Part of a data file:
########################################
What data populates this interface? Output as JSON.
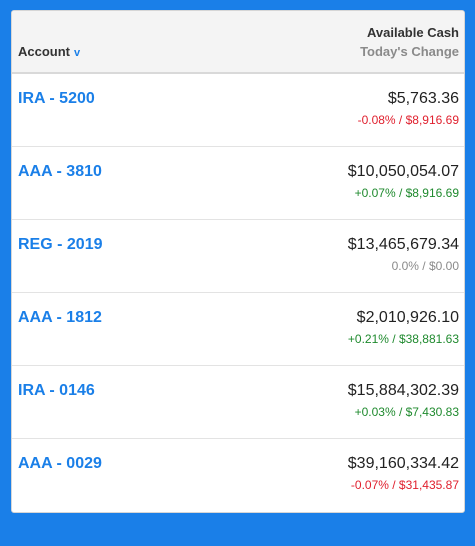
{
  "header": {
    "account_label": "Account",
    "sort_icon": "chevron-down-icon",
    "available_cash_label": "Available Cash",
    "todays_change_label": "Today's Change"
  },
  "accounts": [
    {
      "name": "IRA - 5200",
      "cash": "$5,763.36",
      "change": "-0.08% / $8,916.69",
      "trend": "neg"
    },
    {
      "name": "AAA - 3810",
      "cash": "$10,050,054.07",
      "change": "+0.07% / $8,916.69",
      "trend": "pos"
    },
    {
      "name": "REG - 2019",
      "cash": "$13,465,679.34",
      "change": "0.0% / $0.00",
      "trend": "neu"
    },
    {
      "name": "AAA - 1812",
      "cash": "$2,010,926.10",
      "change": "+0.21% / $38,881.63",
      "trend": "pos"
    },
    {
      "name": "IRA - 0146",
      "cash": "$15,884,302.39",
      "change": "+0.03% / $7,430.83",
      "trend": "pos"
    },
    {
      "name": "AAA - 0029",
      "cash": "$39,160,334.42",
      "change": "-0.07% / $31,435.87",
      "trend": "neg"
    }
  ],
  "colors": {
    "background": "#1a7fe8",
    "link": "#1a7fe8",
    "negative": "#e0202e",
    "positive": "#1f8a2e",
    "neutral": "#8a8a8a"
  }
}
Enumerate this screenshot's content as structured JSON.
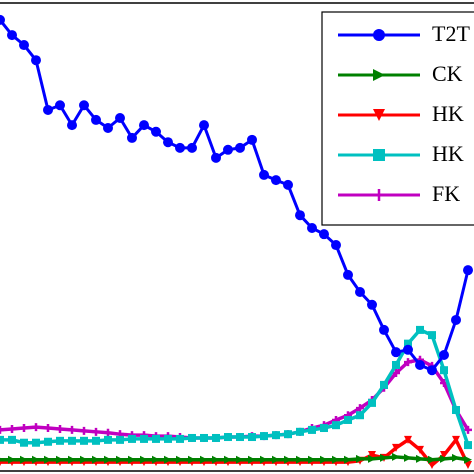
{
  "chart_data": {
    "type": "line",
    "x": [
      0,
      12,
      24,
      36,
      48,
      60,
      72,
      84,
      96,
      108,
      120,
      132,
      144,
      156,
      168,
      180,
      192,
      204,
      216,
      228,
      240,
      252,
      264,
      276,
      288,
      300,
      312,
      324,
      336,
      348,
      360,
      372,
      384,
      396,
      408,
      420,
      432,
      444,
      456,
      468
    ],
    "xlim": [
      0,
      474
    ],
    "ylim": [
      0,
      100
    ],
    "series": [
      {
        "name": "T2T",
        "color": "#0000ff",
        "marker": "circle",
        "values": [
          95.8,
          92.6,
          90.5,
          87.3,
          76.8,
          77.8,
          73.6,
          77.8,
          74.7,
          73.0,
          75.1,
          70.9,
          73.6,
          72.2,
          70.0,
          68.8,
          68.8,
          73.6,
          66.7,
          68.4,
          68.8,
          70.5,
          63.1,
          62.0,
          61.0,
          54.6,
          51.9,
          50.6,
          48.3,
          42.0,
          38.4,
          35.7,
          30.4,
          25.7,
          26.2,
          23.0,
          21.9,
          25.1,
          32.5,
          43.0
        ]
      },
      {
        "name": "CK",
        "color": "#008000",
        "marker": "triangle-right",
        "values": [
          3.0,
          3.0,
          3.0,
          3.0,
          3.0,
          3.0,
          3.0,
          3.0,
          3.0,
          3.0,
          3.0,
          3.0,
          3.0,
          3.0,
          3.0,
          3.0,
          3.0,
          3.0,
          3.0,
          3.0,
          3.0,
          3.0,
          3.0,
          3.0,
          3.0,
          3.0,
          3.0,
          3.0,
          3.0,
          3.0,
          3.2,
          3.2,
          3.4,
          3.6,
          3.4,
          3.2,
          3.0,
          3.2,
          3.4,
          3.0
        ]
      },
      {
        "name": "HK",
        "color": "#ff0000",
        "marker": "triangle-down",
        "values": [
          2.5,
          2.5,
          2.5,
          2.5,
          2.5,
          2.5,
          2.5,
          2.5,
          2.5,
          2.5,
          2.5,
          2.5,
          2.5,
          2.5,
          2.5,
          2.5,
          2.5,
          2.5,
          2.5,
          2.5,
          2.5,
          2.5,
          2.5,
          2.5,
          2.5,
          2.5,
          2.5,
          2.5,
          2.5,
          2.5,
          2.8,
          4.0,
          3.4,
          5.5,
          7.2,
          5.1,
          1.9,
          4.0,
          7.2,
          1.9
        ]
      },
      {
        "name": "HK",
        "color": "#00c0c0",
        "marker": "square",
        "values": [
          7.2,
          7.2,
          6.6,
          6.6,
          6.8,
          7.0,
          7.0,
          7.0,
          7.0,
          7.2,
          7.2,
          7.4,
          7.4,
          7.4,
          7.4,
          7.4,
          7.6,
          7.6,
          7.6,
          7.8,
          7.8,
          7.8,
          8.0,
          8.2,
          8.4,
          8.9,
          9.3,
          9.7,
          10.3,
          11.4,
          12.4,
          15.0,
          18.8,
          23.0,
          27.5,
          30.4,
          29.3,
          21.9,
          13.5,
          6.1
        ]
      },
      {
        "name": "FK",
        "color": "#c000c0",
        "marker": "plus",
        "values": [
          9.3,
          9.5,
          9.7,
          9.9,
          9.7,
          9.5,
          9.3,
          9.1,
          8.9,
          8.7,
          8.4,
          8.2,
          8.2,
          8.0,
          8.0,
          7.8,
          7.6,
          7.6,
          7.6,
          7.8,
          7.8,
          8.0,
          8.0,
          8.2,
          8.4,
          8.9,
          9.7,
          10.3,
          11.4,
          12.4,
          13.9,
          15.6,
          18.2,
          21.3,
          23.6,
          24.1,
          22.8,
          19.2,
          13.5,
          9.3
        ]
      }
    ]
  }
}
########################################
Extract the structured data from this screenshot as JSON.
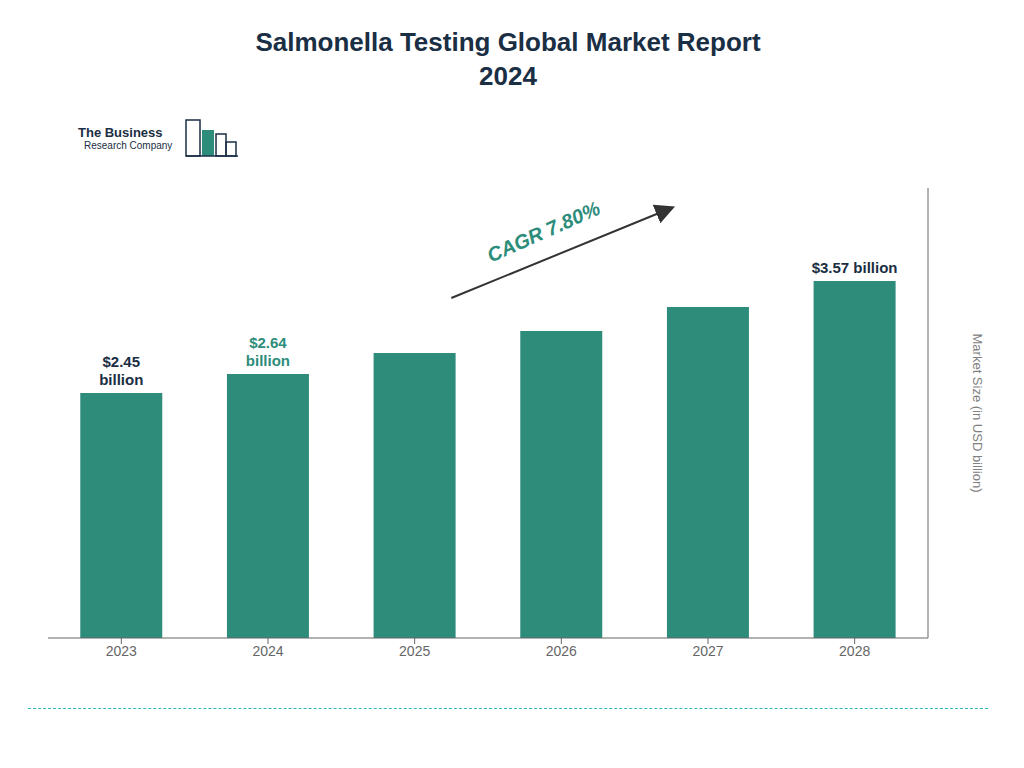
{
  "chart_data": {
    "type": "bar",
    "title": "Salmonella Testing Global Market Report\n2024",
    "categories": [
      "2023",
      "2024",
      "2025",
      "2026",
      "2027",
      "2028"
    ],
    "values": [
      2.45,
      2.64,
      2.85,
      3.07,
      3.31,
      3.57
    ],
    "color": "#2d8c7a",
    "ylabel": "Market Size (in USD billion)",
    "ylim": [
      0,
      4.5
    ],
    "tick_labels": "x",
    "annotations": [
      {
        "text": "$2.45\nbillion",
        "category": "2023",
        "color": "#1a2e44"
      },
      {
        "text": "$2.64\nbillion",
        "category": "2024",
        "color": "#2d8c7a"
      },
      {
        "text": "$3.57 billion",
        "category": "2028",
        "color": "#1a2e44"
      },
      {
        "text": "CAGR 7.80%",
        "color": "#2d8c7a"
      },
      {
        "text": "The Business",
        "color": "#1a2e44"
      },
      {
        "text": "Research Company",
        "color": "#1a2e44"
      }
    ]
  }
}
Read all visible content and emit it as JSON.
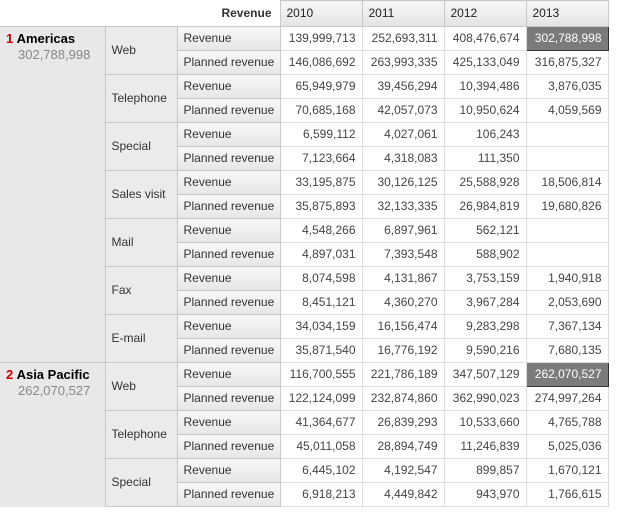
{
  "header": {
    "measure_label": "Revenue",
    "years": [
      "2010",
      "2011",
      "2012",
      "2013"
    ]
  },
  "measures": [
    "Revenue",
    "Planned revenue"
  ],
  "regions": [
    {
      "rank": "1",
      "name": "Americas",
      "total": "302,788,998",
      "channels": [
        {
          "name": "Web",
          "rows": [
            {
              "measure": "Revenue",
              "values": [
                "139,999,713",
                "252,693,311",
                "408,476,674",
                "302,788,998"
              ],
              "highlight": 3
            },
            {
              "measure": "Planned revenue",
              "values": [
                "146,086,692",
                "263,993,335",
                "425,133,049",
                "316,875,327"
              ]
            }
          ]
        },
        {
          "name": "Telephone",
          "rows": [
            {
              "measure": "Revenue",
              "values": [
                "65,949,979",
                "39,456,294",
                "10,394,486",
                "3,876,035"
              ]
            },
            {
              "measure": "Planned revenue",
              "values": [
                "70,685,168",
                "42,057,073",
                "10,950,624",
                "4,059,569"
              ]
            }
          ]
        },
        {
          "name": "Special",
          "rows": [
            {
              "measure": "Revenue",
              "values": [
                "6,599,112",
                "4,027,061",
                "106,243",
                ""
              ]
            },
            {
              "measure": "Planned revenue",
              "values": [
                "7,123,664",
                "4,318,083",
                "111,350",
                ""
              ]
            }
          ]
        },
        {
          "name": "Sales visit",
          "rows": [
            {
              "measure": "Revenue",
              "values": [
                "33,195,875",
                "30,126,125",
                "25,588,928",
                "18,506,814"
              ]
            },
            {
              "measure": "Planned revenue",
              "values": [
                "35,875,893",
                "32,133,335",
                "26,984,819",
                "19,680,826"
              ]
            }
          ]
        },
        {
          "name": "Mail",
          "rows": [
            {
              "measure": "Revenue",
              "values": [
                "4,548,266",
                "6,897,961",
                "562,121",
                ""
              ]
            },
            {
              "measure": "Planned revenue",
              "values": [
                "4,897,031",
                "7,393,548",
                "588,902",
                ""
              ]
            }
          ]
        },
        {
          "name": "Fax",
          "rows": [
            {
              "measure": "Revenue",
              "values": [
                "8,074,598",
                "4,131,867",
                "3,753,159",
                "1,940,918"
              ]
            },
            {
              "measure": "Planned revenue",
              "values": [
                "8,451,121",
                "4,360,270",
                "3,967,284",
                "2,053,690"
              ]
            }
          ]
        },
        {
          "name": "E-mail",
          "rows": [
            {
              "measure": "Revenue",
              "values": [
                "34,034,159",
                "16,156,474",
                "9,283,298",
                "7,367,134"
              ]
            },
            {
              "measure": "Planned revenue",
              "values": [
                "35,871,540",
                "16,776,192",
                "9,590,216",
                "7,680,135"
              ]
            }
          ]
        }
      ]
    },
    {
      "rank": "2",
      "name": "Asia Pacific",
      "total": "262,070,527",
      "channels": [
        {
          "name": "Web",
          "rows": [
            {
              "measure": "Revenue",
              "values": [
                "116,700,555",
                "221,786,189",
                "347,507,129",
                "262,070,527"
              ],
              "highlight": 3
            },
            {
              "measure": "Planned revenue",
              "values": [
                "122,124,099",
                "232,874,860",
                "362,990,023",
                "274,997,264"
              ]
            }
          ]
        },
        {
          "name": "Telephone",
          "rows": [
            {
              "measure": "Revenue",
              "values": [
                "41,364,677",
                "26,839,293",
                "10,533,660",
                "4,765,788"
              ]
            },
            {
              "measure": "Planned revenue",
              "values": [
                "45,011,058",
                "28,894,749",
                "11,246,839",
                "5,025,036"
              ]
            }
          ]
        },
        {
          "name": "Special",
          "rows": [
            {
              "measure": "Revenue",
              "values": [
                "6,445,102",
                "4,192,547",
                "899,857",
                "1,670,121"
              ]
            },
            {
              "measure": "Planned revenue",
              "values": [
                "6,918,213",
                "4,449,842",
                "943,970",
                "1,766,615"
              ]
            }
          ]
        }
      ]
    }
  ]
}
########################################
• _STATED EXERCISE_: Return each line among the entries that holds the word "content".

• _EXERCISE RESULT_:
Enumerate this screenshot's content as structured JSON.
Read all visible content and emit it as JSON.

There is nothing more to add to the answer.